Items from a figure collection:
*****

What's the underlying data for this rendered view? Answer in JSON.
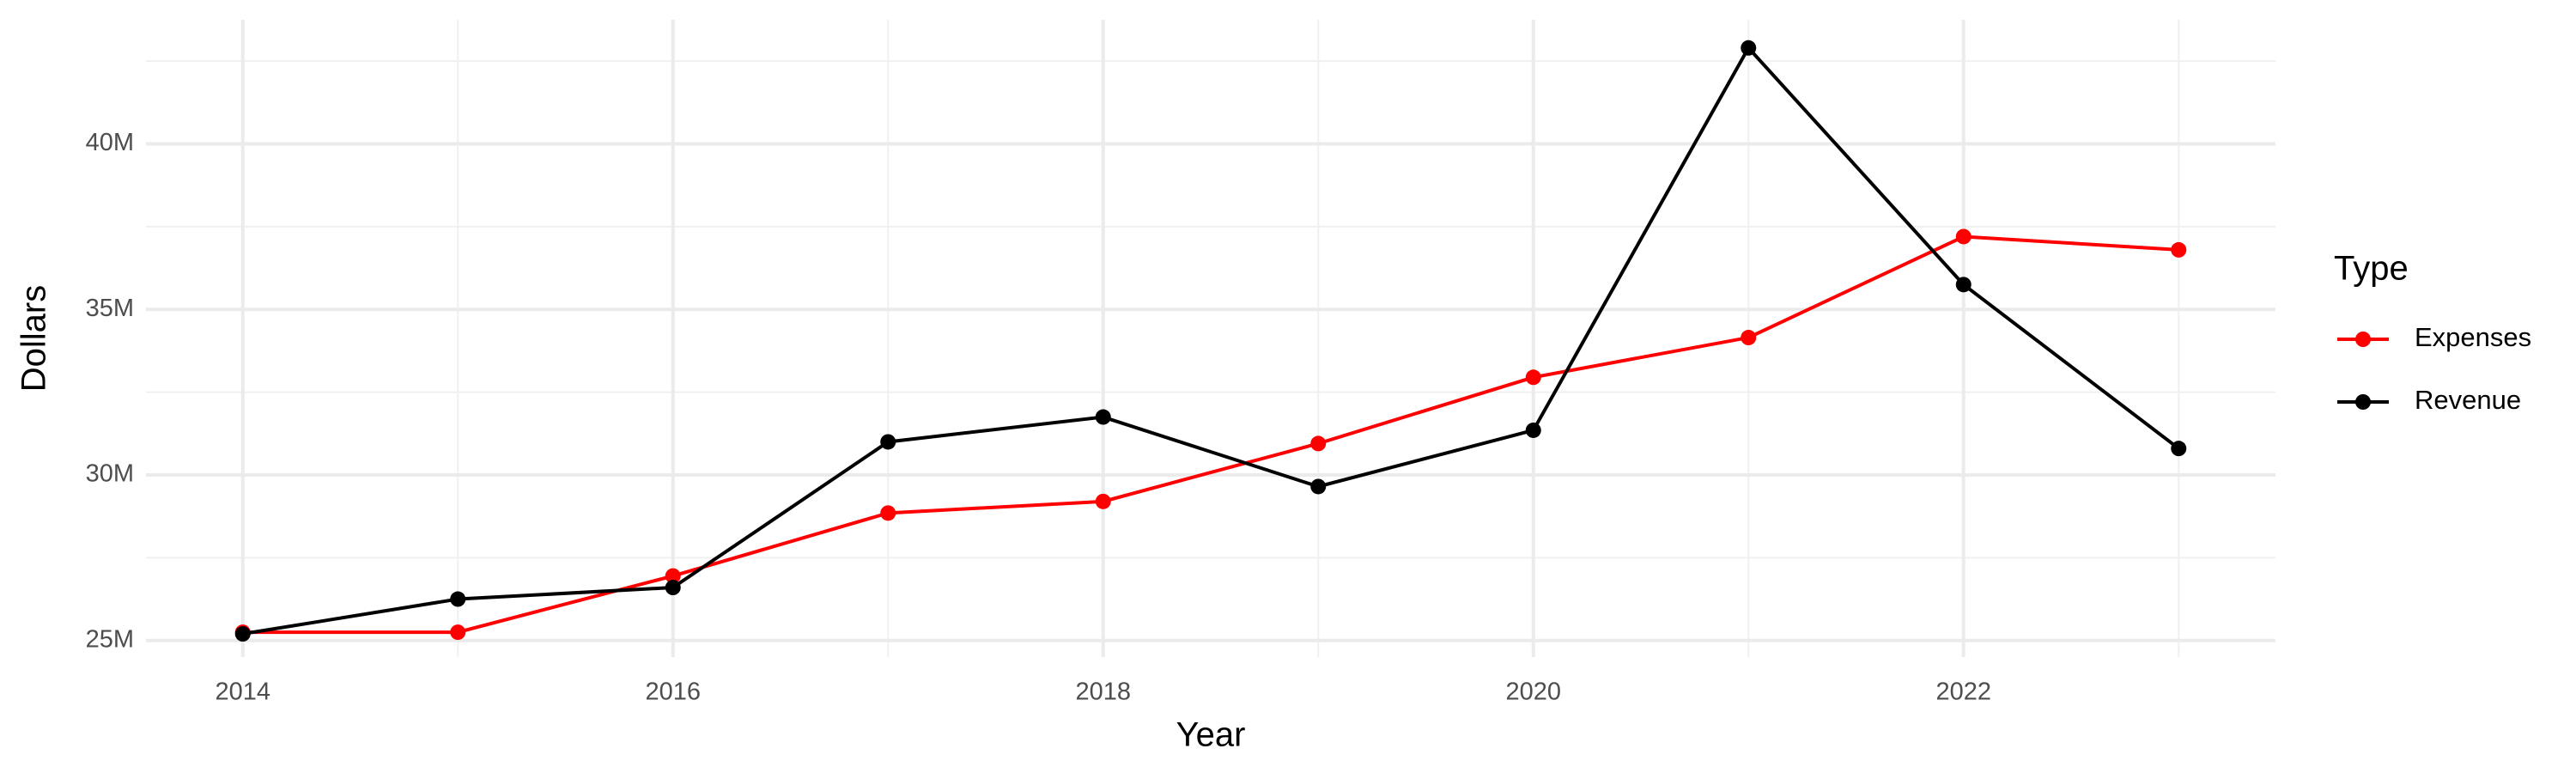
{
  "chart_data": {
    "type": "line",
    "x_label": "Year",
    "y_label": "Dollars",
    "legend_title": "Type",
    "x": [
      2014,
      2015,
      2016,
      2017,
      2018,
      2019,
      2020,
      2021,
      2022,
      2023
    ],
    "series": [
      {
        "name": "Expenses",
        "color": "#ff0000",
        "values": [
          25250000,
          25250000,
          26950000,
          28850000,
          29200000,
          30950000,
          32950000,
          34150000,
          37200000,
          36800000
        ]
      },
      {
        "name": "Revenue",
        "color": "#000000",
        "values": [
          25200000,
          26250000,
          26600000,
          31000000,
          31750000,
          29650000,
          31350000,
          42900000,
          35750000,
          30800000
        ]
      }
    ],
    "xlim": [
      2013.55,
      2023.45
    ],
    "xticks": [
      2014,
      2016,
      2018,
      2020,
      2022
    ],
    "ylim": [
      24500000,
      43750000
    ],
    "yticks": [
      {
        "value": 25000000,
        "label": "25M"
      },
      {
        "value": 30000000,
        "label": "30M"
      },
      {
        "value": 35000000,
        "label": "35M"
      },
      {
        "value": 40000000,
        "label": "40M"
      }
    ],
    "grid": true,
    "legend": "right"
  }
}
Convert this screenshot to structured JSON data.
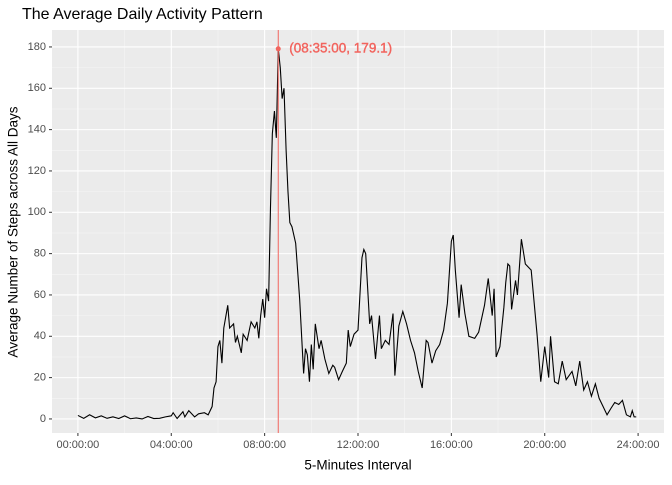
{
  "chart_data": {
    "type": "line",
    "title": "The Average Daily Activity Pattern",
    "x_label": "5-Minutes Interval",
    "y_label": "Average Number of Steps across All Days",
    "x": [
      0,
      0.25,
      0.5,
      0.75,
      1,
      1.25,
      1.5,
      1.75,
      2,
      2.25,
      2.5,
      2.75,
      3,
      3.25,
      3.5,
      3.75,
      4,
      4.08,
      4.25,
      4.5,
      4.58,
      4.75,
      5,
      5.17,
      5.42,
      5.58,
      5.75,
      5.83,
      5.92,
      6.0,
      6.08,
      6.17,
      6.25,
      6.42,
      6.5,
      6.67,
      6.75,
      6.83,
      7.0,
      7.08,
      7.25,
      7.42,
      7.58,
      7.67,
      7.75,
      7.83,
      7.92,
      8.0,
      8.08,
      8.17,
      8.25,
      8.33,
      8.42,
      8.5,
      8.5833,
      8.67,
      8.75,
      8.83,
      8.92,
      9.0,
      9.08,
      9.17,
      9.33,
      9.5,
      9.67,
      9.75,
      9.83,
      9.92,
      10.0,
      10.08,
      10.17,
      10.33,
      10.42,
      10.58,
      10.75,
      10.92,
      11.0,
      11.17,
      11.33,
      11.5,
      11.58,
      11.67,
      11.83,
      12.0,
      12.17,
      12.25,
      12.33,
      12.5,
      12.58,
      12.75,
      12.92,
      13.0,
      13.17,
      13.33,
      13.5,
      13.58,
      13.75,
      13.92,
      14.08,
      14.25,
      14.42,
      14.58,
      14.75,
      14.92,
      15.0,
      15.17,
      15.33,
      15.5,
      15.67,
      15.83,
      16.0,
      16.08,
      16.17,
      16.33,
      16.42,
      16.58,
      16.75,
      17.0,
      17.17,
      17.42,
      17.58,
      17.75,
      17.83,
      17.92,
      18.08,
      18.25,
      18.33,
      18.42,
      18.5,
      18.58,
      18.75,
      18.83,
      19.0,
      19.17,
      19.42,
      19.67,
      19.83,
      20.0,
      20.08,
      20.17,
      20.25,
      20.42,
      20.58,
      20.75,
      20.92,
      21.17,
      21.33,
      21.5,
      21.67,
      21.83,
      22.0,
      22.17,
      22.33,
      22.5,
      22.67,
      22.83,
      23.0,
      23.17,
      23.33,
      23.5,
      23.67,
      23.75,
      23.83,
      23.92
    ],
    "series": [
      {
        "color": "#000000",
        "values": [
          1.7,
          0.3,
          2,
          0.5,
          1.5,
          0.3,
          1,
          0.2,
          1.5,
          0.1,
          0.5,
          0,
          1.2,
          0.2,
          0.3,
          1,
          1.5,
          3,
          0.2,
          3.5,
          1,
          4,
          1,
          2.5,
          3,
          2,
          6,
          15,
          18,
          35,
          38,
          27,
          44,
          55,
          44,
          46,
          37,
          40,
          32,
          41,
          38,
          47,
          44,
          47,
          39,
          50,
          58,
          49,
          63,
          57,
          102,
          138,
          149,
          136,
          179.1,
          170,
          155,
          160,
          130,
          110,
          95,
          93,
          85,
          58,
          22,
          34,
          31,
          18,
          36,
          24,
          46,
          34,
          38,
          29,
          22,
          26,
          25,
          19,
          23,
          27,
          43,
          35,
          41,
          43,
          78,
          82,
          80,
          46,
          50,
          29,
          50,
          34,
          38,
          36,
          51,
          21,
          45,
          52,
          46,
          38,
          32,
          23,
          15,
          38,
          37,
          27,
          33,
          36,
          43,
          56,
          86,
          89,
          72,
          49,
          65,
          51,
          40,
          39,
          42,
          55,
          68,
          50,
          63,
          30,
          35,
          54,
          66,
          75,
          74,
          53,
          67,
          60,
          87,
          75,
          72,
          41,
          18,
          35,
          28,
          20,
          40,
          18,
          17,
          28,
          19,
          23,
          16,
          28,
          14,
          18,
          11,
          17,
          10,
          6,
          2,
          5,
          8,
          7,
          9,
          2,
          1,
          4,
          1,
          1
        ]
      }
    ],
    "annotation": {
      "x": 8.5833,
      "y": 179.1,
      "label": "(08:35:00, 179.1)",
      "color": "#f2645e"
    },
    "xlim": [
      -1.11,
      25.11
    ],
    "xticks": [
      {
        "value": 0,
        "label": "00:00:00"
      },
      {
        "value": 4,
        "label": "04:00:00"
      },
      {
        "value": 8,
        "label": "08:00:00"
      },
      {
        "value": 12,
        "label": "12:00:00"
      },
      {
        "value": 16,
        "label": "16:00:00"
      },
      {
        "value": 20,
        "label": "20:00:00"
      },
      {
        "value": 24,
        "label": "24:00:00"
      }
    ],
    "ylim": [
      -6.8,
      188.2
    ],
    "yticks": [
      0,
      20,
      40,
      60,
      80,
      100,
      120,
      140,
      160,
      180
    ],
    "grid": true
  }
}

*****

**REQUIREMENT**
Extract every line of the records above that contains the word "this".

**THE COMPLETED TASK**
What's the underlying data for this rendered view? Answer in JSON.
Convert this screenshot to structured JSON data.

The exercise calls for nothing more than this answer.